** START OF DATA PROVIDED **

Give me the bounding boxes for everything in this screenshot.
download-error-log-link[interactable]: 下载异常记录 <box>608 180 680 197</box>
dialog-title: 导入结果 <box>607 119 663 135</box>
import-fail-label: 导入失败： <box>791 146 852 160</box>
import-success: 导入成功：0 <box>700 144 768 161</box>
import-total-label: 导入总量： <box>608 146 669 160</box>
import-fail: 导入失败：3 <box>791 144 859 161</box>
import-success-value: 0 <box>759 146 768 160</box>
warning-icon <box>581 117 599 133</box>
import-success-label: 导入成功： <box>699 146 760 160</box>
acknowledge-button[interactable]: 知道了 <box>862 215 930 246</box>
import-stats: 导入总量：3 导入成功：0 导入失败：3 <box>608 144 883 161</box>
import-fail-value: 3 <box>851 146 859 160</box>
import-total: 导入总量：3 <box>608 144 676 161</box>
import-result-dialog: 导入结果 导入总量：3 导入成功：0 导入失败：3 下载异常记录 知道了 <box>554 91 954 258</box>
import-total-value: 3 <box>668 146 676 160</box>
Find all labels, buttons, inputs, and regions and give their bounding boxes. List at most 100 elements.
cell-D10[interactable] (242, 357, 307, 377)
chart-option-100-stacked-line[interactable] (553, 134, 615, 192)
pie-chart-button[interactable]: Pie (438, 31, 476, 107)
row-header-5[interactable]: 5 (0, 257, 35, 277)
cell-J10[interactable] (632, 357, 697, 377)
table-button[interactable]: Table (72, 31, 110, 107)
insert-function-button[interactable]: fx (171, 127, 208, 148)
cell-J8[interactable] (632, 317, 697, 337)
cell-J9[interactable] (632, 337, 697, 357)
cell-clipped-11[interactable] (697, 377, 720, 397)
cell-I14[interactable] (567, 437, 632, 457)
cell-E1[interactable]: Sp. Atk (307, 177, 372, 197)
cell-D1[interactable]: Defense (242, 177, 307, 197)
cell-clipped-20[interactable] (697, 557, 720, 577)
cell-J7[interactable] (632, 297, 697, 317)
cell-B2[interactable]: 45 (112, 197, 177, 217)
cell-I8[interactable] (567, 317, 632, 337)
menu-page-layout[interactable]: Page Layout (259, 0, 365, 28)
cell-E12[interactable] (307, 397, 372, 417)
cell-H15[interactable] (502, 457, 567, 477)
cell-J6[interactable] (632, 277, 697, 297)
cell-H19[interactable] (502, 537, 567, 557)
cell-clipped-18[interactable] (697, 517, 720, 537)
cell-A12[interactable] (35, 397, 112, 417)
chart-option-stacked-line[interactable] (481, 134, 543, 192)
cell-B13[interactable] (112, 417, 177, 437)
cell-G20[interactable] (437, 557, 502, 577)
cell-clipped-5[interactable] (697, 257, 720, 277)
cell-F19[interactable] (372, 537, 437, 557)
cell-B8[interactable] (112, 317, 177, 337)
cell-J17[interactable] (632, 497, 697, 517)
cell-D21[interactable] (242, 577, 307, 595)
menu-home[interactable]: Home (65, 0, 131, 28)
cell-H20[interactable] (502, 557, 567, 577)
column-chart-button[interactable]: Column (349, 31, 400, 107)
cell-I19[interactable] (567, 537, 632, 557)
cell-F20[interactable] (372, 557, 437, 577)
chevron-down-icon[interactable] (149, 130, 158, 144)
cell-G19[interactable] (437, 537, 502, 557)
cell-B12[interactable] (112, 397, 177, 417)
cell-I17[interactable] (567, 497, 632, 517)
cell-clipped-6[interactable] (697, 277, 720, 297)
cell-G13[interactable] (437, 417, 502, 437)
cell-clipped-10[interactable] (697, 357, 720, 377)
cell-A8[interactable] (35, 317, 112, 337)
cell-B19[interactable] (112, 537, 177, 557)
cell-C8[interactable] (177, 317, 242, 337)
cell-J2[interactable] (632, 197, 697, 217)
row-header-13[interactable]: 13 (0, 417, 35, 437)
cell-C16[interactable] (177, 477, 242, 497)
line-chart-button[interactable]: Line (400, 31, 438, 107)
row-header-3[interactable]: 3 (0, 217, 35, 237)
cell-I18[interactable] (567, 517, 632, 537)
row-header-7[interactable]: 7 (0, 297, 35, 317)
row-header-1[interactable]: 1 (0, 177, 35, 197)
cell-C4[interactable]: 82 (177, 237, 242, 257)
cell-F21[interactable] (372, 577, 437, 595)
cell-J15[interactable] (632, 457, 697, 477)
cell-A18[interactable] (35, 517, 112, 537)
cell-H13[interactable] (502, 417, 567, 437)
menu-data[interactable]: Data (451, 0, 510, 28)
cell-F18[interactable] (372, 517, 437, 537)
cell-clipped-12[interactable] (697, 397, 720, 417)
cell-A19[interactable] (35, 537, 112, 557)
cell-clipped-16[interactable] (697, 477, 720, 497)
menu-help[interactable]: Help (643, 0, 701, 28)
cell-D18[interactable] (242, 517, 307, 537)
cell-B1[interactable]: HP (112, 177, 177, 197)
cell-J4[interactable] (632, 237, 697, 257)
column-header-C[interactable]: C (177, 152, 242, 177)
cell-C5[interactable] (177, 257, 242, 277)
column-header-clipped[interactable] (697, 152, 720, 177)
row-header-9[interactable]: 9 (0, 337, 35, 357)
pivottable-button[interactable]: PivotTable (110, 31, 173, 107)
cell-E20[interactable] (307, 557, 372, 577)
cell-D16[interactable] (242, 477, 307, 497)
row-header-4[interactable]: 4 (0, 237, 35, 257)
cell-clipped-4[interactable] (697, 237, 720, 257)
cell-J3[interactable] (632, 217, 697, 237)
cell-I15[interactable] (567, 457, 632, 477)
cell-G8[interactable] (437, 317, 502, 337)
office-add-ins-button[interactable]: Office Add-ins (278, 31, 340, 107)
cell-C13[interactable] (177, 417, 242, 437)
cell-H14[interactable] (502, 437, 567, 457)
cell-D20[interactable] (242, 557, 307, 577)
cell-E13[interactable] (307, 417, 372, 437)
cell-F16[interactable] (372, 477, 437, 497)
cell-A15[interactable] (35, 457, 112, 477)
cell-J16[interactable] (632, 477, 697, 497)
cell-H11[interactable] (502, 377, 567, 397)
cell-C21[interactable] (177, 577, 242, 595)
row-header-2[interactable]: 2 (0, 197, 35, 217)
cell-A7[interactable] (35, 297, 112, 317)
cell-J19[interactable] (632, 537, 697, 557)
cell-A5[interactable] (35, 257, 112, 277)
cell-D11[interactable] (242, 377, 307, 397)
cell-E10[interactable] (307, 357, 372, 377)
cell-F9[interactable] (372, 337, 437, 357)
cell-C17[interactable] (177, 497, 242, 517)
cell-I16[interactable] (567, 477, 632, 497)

** END OF DATA PROVIDED **
** START OF DATA PROVIDED **

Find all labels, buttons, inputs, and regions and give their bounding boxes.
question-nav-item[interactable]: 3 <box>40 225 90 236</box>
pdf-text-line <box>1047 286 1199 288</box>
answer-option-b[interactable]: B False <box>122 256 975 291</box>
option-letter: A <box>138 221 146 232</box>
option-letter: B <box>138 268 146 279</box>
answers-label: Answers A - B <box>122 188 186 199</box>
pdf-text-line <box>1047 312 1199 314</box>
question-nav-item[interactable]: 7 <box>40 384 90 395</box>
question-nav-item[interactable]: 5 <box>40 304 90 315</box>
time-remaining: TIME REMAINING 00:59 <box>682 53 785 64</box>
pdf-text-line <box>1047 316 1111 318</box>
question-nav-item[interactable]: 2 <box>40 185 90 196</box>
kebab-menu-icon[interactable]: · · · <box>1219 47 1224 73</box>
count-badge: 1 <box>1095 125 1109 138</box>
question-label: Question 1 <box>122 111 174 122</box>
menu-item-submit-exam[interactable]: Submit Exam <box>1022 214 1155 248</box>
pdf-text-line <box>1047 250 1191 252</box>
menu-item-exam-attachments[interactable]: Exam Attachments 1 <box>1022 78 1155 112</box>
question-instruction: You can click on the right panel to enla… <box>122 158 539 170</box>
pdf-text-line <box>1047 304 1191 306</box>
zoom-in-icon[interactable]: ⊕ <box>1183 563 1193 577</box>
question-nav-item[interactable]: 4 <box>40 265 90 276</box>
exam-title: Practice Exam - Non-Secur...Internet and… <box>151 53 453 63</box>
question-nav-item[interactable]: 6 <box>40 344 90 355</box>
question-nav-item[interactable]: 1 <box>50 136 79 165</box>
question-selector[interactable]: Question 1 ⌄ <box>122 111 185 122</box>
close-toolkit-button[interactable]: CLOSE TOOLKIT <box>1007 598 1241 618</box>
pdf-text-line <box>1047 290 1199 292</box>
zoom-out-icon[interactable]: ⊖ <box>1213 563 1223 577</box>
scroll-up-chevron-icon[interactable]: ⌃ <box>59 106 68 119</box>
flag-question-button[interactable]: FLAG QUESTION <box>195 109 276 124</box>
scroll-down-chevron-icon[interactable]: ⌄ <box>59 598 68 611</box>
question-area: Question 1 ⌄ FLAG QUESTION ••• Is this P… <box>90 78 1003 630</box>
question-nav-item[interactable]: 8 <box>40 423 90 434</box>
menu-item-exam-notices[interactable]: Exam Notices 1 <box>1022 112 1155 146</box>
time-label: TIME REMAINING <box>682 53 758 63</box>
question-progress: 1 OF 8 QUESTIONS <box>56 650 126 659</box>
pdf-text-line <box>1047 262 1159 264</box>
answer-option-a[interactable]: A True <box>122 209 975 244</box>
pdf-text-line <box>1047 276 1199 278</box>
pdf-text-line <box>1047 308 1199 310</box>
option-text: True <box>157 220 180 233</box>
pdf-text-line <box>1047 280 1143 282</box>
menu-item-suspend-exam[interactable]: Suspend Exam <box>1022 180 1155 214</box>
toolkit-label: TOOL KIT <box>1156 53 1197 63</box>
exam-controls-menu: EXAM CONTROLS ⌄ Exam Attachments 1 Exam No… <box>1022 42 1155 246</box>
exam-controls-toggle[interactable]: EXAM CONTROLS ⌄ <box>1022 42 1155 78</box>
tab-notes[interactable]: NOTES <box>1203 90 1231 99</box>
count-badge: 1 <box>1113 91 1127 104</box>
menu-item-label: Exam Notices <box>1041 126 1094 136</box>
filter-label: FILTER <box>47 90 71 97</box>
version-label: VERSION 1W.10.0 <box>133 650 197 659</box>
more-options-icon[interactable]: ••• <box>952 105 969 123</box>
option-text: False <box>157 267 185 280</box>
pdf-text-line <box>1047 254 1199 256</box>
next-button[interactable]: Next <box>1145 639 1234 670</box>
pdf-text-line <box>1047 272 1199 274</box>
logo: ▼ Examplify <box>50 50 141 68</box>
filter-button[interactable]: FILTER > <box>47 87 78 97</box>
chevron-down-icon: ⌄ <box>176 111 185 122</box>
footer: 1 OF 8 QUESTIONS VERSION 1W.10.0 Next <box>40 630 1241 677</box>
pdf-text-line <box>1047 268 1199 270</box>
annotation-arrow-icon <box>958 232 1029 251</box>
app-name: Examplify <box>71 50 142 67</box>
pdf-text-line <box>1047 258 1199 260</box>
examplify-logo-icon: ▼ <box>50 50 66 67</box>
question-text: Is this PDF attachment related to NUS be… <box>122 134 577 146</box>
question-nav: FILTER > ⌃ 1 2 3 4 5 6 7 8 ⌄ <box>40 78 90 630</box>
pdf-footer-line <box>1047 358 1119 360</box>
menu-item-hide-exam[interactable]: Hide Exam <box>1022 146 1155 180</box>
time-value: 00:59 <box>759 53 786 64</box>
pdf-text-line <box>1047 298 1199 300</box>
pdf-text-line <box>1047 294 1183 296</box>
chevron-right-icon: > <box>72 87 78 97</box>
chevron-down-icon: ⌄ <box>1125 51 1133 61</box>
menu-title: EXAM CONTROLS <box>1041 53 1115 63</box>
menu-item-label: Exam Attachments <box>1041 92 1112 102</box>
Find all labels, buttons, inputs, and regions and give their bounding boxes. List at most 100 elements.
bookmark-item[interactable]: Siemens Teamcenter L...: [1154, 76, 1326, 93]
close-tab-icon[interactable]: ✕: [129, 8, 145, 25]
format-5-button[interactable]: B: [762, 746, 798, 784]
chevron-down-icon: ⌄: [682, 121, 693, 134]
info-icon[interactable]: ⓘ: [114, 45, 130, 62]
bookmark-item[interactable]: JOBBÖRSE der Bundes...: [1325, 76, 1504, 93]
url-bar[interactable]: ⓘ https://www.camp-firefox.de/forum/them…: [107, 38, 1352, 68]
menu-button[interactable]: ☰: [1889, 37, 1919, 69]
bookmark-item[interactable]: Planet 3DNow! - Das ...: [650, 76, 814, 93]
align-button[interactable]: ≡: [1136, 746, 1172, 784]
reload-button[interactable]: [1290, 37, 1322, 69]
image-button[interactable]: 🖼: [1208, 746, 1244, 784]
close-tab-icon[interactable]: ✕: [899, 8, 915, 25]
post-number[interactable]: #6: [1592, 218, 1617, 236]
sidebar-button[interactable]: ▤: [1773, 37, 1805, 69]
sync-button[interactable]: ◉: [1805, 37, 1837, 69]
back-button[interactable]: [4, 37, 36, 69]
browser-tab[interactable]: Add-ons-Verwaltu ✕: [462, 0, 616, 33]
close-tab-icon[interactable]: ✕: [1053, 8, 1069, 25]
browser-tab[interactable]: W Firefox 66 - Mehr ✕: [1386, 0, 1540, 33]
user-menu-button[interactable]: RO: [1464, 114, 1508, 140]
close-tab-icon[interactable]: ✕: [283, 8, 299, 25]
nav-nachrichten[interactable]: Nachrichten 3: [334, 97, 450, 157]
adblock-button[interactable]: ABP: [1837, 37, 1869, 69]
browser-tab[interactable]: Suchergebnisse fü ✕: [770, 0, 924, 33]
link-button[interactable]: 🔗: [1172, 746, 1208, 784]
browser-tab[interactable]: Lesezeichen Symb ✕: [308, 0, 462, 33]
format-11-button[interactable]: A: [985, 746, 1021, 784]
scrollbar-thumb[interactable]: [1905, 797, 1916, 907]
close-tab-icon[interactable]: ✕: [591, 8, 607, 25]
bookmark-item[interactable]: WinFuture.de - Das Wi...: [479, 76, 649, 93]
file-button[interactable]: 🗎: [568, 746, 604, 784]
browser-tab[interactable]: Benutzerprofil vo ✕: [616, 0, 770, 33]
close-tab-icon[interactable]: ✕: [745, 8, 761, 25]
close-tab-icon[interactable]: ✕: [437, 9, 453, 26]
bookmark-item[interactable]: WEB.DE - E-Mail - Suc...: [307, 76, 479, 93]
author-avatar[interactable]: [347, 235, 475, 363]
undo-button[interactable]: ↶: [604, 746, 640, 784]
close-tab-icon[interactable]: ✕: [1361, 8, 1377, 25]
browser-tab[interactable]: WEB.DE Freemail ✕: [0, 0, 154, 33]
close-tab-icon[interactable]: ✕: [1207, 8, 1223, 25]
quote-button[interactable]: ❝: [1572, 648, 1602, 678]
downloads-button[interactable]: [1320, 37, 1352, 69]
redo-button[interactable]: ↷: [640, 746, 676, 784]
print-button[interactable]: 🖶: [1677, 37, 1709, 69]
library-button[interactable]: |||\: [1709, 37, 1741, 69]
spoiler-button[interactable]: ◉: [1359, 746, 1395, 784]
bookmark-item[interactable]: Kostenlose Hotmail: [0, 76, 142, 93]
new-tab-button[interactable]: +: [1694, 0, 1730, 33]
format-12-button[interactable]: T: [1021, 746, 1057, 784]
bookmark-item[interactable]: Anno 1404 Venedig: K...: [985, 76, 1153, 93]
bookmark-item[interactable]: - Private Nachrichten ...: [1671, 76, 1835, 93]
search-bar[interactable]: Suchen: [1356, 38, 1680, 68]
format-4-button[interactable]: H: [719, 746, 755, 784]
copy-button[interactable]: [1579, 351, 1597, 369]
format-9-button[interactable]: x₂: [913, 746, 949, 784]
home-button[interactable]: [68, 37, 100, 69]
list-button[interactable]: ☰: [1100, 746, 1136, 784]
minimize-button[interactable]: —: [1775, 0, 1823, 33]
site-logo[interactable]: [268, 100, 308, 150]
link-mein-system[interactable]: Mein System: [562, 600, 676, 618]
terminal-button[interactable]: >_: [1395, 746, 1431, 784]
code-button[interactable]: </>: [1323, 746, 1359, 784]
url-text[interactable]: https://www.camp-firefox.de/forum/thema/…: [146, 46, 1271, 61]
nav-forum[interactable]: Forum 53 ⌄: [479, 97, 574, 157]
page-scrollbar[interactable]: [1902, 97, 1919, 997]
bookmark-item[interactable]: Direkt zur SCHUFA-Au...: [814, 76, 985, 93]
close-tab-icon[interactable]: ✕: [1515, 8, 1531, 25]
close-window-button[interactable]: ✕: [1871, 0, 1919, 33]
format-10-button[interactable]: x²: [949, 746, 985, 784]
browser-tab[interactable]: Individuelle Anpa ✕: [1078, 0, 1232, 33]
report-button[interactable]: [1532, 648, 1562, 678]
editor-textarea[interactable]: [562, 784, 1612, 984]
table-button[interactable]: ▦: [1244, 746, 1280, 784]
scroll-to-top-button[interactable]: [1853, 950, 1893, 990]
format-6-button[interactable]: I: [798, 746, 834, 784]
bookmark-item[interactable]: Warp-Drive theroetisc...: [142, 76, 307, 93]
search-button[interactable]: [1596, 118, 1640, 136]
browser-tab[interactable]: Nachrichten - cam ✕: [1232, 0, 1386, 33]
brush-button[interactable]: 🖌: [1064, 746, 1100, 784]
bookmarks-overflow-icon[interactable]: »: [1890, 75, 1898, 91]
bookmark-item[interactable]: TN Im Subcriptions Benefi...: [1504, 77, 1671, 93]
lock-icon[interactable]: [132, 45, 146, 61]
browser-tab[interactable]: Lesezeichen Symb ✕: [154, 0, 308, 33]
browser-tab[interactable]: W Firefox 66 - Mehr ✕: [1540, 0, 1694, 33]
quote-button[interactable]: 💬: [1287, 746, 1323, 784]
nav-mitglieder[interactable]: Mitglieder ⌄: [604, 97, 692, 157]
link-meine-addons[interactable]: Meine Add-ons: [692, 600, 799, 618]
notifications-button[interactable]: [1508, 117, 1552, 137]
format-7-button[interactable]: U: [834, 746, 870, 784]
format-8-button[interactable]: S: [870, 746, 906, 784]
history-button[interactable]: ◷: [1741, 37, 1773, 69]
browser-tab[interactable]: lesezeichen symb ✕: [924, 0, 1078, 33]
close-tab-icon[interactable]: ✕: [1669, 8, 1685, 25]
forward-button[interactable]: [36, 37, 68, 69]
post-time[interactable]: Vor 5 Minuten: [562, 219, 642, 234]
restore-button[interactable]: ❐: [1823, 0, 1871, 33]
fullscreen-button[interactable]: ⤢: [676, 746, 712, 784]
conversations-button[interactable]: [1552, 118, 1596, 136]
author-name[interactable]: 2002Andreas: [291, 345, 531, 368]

** END OF DATA PROVIDED **

*DIRECTIONS FOR THIS TASK*. Copy out the lines from the one containing "Give me the" through the one containing "row-header-5[interactable]: 5 (0, 257, 35, 277)", both included, with no changes.

*RESPONSE TO THIS EXERCISE*.
Give me the bounding boxes for everything in this screenshot.
download-error-log-link[interactable]: 下载异常记录 <box>608 180 680 197</box>
dialog-title: 导入结果 <box>607 119 663 135</box>
import-fail-label: 导入失败： <box>791 146 852 160</box>
import-success: 导入成功：0 <box>700 144 768 161</box>
import-total-label: 导入总量： <box>608 146 669 160</box>
import-fail: 导入失败：3 <box>791 144 859 161</box>
import-success-value: 0 <box>759 146 768 160</box>
warning-icon <box>581 117 599 133</box>
import-success-label: 导入成功： <box>699 146 760 160</box>
acknowledge-button[interactable]: 知道了 <box>862 215 930 246</box>
import-stats: 导入总量：3 导入成功：0 导入失败：3 <box>608 144 883 161</box>
import-fail-value: 3 <box>851 146 859 160</box>
import-total: 导入总量：3 <box>608 144 676 161</box>
import-result-dialog: 导入结果 导入总量：3 导入成功：0 导入失败：3 下载异常记录 知道了 <box>554 91 954 258</box>
import-total-value: 3 <box>668 146 676 160</box>
Find all labels, buttons, inputs, and regions and give their bounding boxes. List at most 100 elements.
cell-D10[interactable] (242, 357, 307, 377)
chart-option-100-stacked-line[interactable] (553, 134, 615, 192)
pie-chart-button[interactable]: Pie (438, 31, 476, 107)
row-header-5[interactable]: 5 (0, 257, 35, 277)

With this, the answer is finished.